**Exercise prompt**.
Only the number is wanted: how many lines of these entries contain the word "content"?

[Stored data]
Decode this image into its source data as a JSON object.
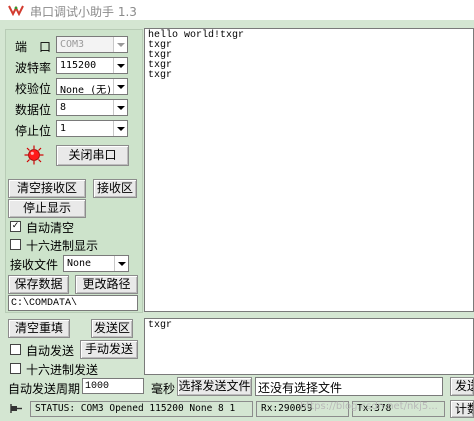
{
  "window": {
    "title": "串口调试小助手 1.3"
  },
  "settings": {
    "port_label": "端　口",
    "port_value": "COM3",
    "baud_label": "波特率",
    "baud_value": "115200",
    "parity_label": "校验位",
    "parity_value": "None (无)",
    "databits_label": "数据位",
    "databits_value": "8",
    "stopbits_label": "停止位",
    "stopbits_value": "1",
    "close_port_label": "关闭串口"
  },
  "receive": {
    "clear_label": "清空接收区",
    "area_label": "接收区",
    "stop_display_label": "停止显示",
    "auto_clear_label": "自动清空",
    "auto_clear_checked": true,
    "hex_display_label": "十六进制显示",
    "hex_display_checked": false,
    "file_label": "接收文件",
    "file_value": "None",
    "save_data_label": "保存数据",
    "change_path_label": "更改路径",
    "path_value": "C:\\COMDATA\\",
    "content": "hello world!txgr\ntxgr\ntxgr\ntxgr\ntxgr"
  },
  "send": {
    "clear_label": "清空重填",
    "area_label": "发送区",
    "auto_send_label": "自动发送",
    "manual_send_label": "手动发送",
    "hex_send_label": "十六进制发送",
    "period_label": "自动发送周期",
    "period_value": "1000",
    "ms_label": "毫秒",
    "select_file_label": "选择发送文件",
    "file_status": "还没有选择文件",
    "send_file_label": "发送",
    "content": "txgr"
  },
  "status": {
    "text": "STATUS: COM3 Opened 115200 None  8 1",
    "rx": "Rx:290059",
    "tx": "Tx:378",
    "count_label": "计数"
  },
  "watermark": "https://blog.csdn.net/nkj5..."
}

**Response**.
2